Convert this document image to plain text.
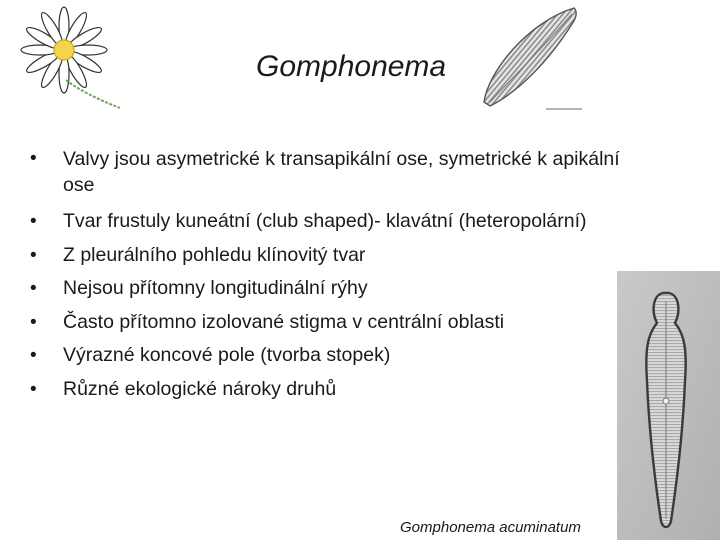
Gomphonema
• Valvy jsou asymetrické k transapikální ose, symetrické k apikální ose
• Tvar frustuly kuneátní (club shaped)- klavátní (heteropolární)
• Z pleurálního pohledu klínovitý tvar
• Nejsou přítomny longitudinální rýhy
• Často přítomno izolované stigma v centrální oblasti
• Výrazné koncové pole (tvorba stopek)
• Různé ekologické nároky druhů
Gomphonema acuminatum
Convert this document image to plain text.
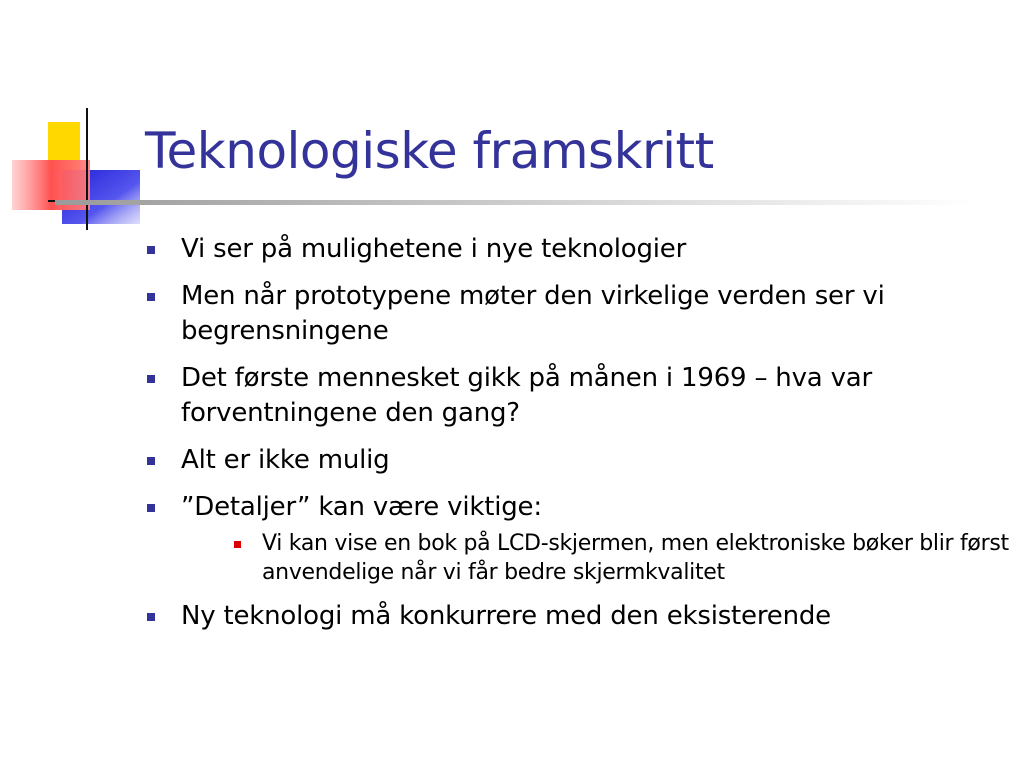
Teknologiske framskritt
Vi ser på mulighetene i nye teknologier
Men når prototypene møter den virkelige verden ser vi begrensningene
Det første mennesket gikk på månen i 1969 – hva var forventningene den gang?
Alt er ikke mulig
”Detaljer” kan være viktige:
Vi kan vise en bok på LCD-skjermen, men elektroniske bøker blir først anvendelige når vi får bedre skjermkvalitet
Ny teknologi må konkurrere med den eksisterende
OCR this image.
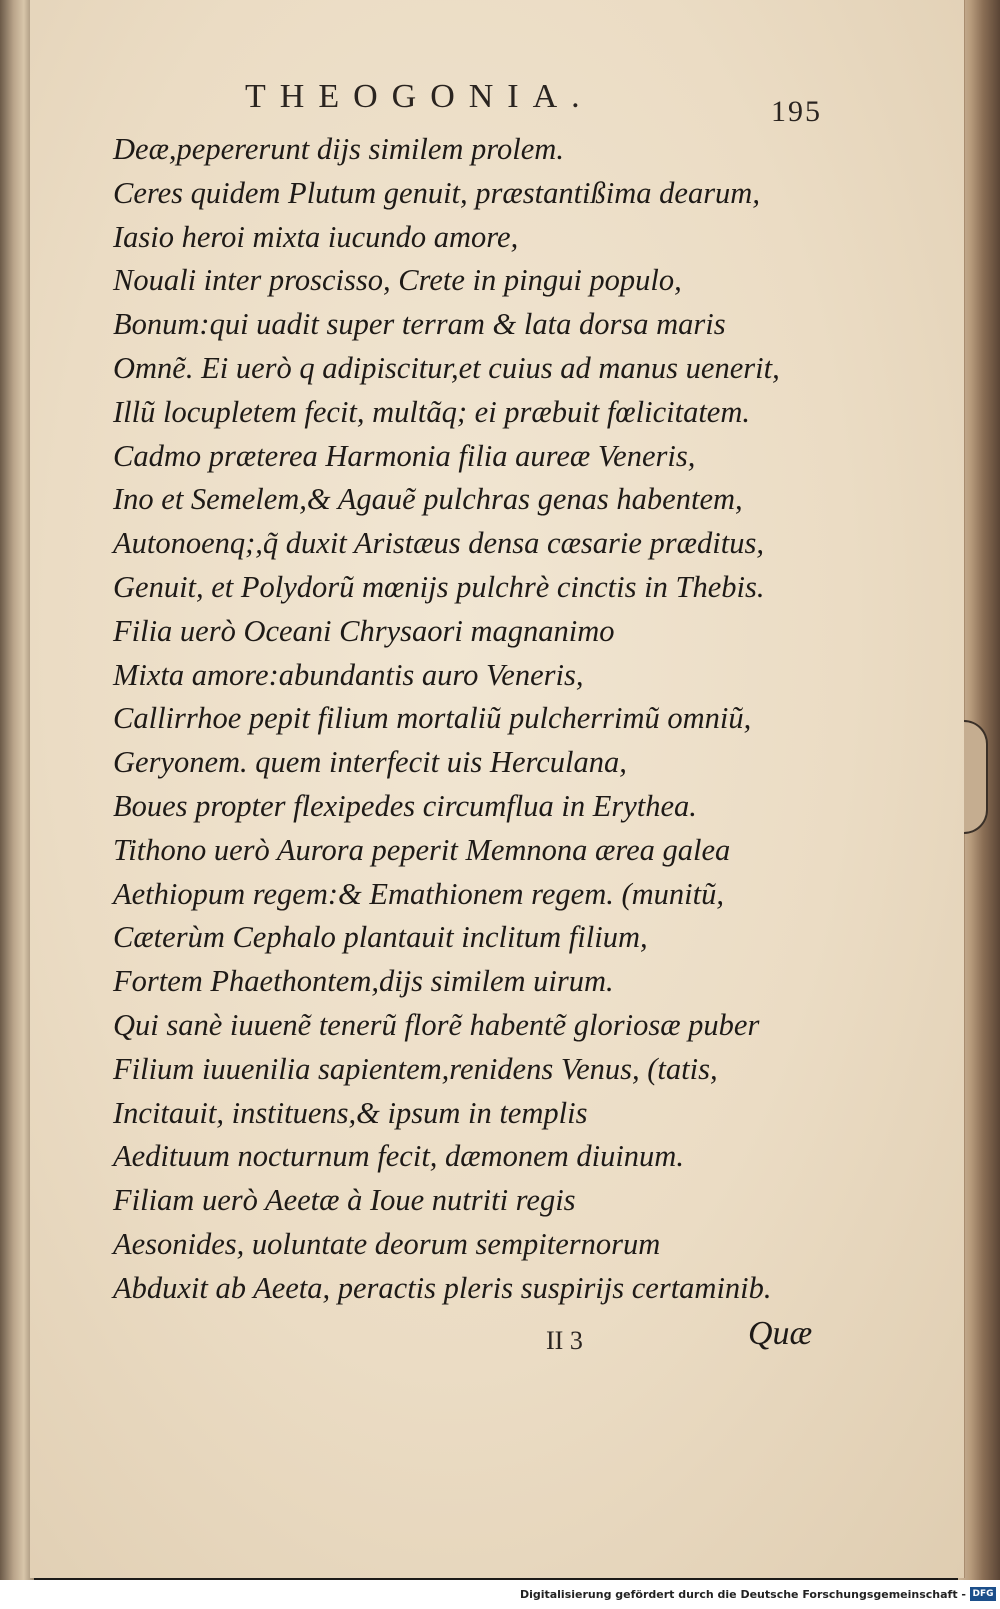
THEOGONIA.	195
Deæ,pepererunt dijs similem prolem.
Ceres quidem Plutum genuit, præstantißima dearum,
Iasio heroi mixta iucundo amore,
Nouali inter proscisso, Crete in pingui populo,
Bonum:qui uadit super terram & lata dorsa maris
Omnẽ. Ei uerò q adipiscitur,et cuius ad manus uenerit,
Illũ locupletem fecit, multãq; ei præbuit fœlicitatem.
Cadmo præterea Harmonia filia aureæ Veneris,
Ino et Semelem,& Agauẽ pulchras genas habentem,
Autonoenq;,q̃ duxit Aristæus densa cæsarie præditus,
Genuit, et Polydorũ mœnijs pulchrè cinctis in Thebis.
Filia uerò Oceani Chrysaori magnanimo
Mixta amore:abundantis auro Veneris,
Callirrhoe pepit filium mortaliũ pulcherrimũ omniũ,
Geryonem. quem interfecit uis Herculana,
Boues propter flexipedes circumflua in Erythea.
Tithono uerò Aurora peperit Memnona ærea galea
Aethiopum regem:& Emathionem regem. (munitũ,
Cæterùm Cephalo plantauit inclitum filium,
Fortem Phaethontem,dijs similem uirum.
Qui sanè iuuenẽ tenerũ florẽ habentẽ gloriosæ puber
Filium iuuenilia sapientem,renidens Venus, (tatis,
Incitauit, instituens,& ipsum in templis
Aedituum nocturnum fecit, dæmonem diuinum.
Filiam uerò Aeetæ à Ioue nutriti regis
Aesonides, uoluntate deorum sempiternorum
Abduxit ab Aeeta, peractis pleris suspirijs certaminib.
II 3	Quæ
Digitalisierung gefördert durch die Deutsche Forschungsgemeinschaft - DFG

════════════════

• _PROBLEM DETAILS_
Using the listing above, list every line in which the string "similem" occurs.

• _SOLUTION TO THE PROBLEM_
Deæ,pepererunt dijs similem prolem.
Fortem Phaethontem,dijs similem uirum.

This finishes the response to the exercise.